**STORED ROWS**
┌────────

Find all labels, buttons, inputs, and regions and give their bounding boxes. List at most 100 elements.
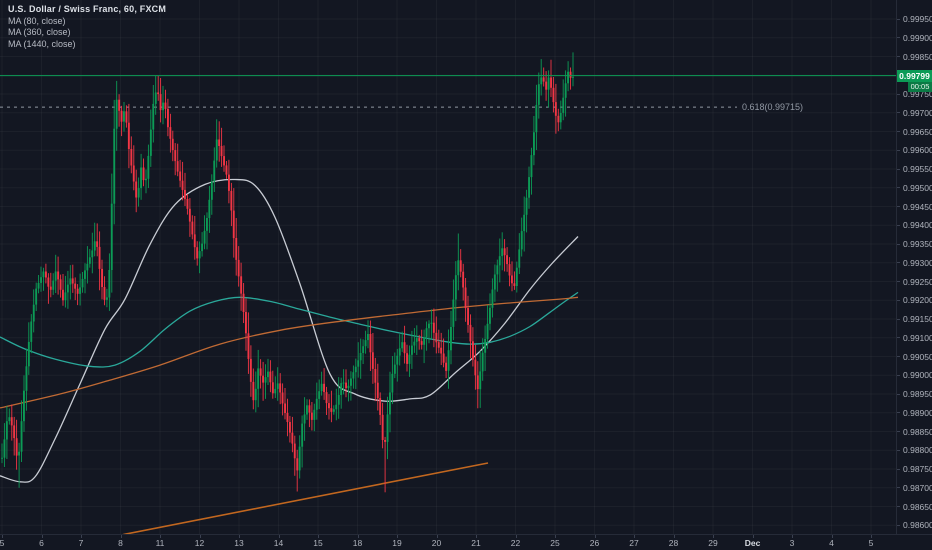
time-tick-label: 20	[431, 538, 442, 548]
price-tick-label: 0.99350	[903, 239, 932, 249]
time-tick	[278, 535, 280, 538]
time-tick-label: 19	[392, 538, 402, 548]
grid-lines	[0, 0, 897, 535]
price-tick-label: 0.99050	[903, 351, 932, 362]
bar-countdown-badge: 00:05	[908, 81, 932, 92]
time-tick-label: 4	[829, 538, 834, 548]
price-tick-label: 0.99550	[903, 164, 932, 174]
bar-countdown-value: 00:05	[910, 82, 930, 92]
price-tick	[897, 93, 900, 95]
time-tick-label: 14	[273, 538, 284, 548]
time-tick	[831, 535, 833, 538]
time-tick-label: 25	[550, 538, 560, 548]
price-tick-label: 0.99650	[903, 126, 932, 137]
price-tick	[897, 243, 900, 245]
price-tick-label: 0.98750	[903, 464, 932, 474]
time-tick	[357, 535, 359, 538]
indicator-ma80-label[interactable]: MA (80, close)	[8, 15, 66, 26]
time-tick-label: 26	[589, 538, 600, 548]
price-chart-pane[interactable]	[0, 0, 897, 535]
price-tick	[897, 337, 900, 339]
time-tick-label: 28	[668, 538, 679, 548]
time-tick	[160, 535, 161, 538]
time-tick-label: 8	[118, 538, 123, 548]
price-tick	[897, 468, 900, 470]
symbol-title[interactable]: U.S. Dollar / Swiss Franc, 60, FXCM	[8, 4, 167, 14]
price-tick-label: 0.99950	[903, 14, 932, 24]
last-price-badge: 0.99799	[897, 69, 932, 82]
time-tick-label: 5	[868, 538, 874, 548]
price-tick	[897, 374, 900, 376]
price-tick	[897, 449, 900, 451]
time-tick	[713, 535, 714, 538]
price-tick	[897, 56, 900, 57]
time-tick-label: 11	[155, 538, 165, 548]
time-tick-label: 29	[708, 538, 718, 548]
time-tick-label: 18	[352, 538, 363, 548]
fib-level-label[interactable]: 0.618(0.99715)	[742, 102, 804, 113]
time-tick	[199, 535, 201, 538]
indicator-ma1440-label[interactable]: MA (1440, close)	[8, 38, 76, 49]
price-tick-label: 0.99850	[903, 51, 932, 62]
price-tick	[897, 112, 900, 114]
price-tick	[897, 187, 900, 189]
time-tick	[476, 535, 477, 538]
price-tick-label: 0.98950	[903, 389, 932, 399]
price-tick	[897, 131, 900, 132]
price-tick-label: 0.99000	[903, 370, 932, 381]
time-tick	[41, 535, 43, 538]
price-tick-label: 0.98650	[903, 501, 932, 512]
price-tick-label: 0.99150	[903, 314, 932, 324]
price-tick	[897, 168, 900, 170]
price-tick	[897, 37, 900, 39]
price-tick	[897, 412, 900, 414]
price-tick-label: 0.99400	[903, 220, 932, 231]
price-tick	[897, 206, 900, 207]
price-tick-label: 0.99100	[903, 332, 932, 343]
time-tick-label: 5	[0, 538, 5, 548]
price-tick-label: 0.98800	[903, 445, 932, 456]
trendline-drawing	[122, 462, 489, 535]
chart-legend: U.S. Dollar / Swiss Franc, 60, FXCM MA (…	[8, 4, 166, 50]
price-tick-label: 0.98850	[903, 426, 932, 437]
price-tick-label: 0.99900	[903, 32, 932, 43]
time-tick	[239, 535, 240, 538]
time-tick-label: 6	[39, 538, 44, 548]
price-tick-label: 0.99450	[903, 201, 932, 212]
price-tick	[897, 281, 900, 282]
time-tick	[555, 535, 556, 538]
price-tick	[897, 431, 900, 432]
time-tick-label: 13	[234, 538, 244, 548]
time-tick-label: 22	[510, 538, 521, 548]
time-tick	[752, 535, 754, 538]
time-tick	[120, 535, 122, 538]
time-tick-label: 15	[313, 538, 323, 548]
price-tick	[897, 262, 900, 264]
ma-360-line	[0, 291, 579, 368]
price-tick-label: 0.98900	[903, 407, 932, 418]
price-tick-label: 0.99700	[903, 107, 932, 118]
time-tick-label: Dec	[744, 538, 761, 548]
price-tick-label: 0.98600	[903, 520, 932, 531]
time-tick	[594, 535, 596, 538]
price-tick-label: 0.99300	[903, 257, 932, 268]
ma-1440-line	[0, 296, 579, 409]
price-axis[interactable]: 0.99799 00:05 0.999500.999000.998500.998…	[896, 0, 932, 535]
time-axis[interactable]: 5 6 7 8 11 12 13 14 15 18 19 20 21 22 25 26 27 28 29 Dec 3 4 5	[0, 534, 932, 550]
time-tick	[397, 535, 398, 538]
price-tick-label: 0.99500	[903, 182, 932, 193]
indicator-ma360-label[interactable]: MA (360, close)	[8, 27, 71, 37]
time-tick	[673, 535, 675, 538]
price-tick-label: 0.99250	[903, 276, 932, 287]
time-tick-label: 27	[629, 538, 639, 548]
price-tick-label: 0.99750	[903, 89, 932, 99]
price-tick	[897, 18, 900, 20]
time-tick	[81, 535, 82, 538]
price-tick	[897, 356, 900, 357]
price-tick	[897, 224, 900, 226]
price-tick-label: 0.98700	[903, 482, 932, 493]
time-tick	[871, 535, 872, 538]
price-tick-label: 0.99600	[903, 145, 932, 156]
candlestick-series	[1, 52, 574, 493]
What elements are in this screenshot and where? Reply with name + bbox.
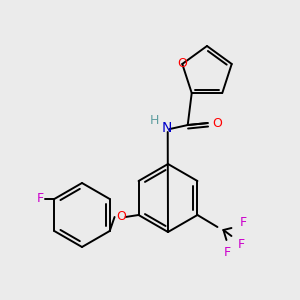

└────────

**WHAT IS REQUIRED**
Reproduce verbatim the material lines from the line with "538, 442, 548]" up to and including the line with "56, 900, 57]".

**TASK ANSWER**
time-tick-label: 20	[431, 538, 442, 548]
price-tick-label: 0.99350	[903, 239, 932, 249]
time-tick	[278, 535, 280, 538]
time-tick-label: 19	[392, 538, 402, 548]
grid-lines	[0, 0, 897, 535]
price-tick-label: 0.99050	[903, 351, 932, 362]
bar-countdown-badge: 00:05	[908, 81, 932, 92]
time-tick-label: 4	[829, 538, 834, 548]
price-tick-label: 0.99550	[903, 164, 932, 174]
bar-countdown-value: 00:05	[910, 82, 930, 92]
price-tick	[897, 93, 900, 95]
time-tick-label: 14	[273, 538, 284, 548]
time-tick	[831, 535, 833, 538]
time-tick-label: 25	[550, 538, 560, 548]
price-tick-label: 0.99650	[903, 126, 932, 137]
price-tick	[897, 243, 900, 245]
price-tick-label: 0.98750	[903, 464, 932, 474]
time-tick	[357, 535, 359, 538]
indicator-ma80-label[interactable]: MA (80, close)	[8, 15, 66, 26]
time-tick-label: 26	[589, 538, 600, 548]
price-chart-pane[interactable]	[0, 0, 897, 535]
price-tick	[897, 337, 900, 339]
time-tick-label: 28	[668, 538, 679, 548]
time-tick	[160, 535, 161, 538]
time-tick-label: 8	[118, 538, 123, 548]
price-tick	[897, 468, 900, 470]
symbol-title[interactable]: U.S. Dollar / Swiss Franc, 60, FXCM	[8, 4, 167, 14]
price-tick-label: 0.99950	[903, 14, 932, 24]
last-price-badge: 0.99799	[897, 69, 932, 82]
time-tick-label: 5	[868, 538, 874, 548]
price-tick	[897, 374, 900, 376]
price-tick	[897, 449, 900, 451]
time-tick	[713, 535, 714, 538]
price-tick	[897, 56, 900, 57]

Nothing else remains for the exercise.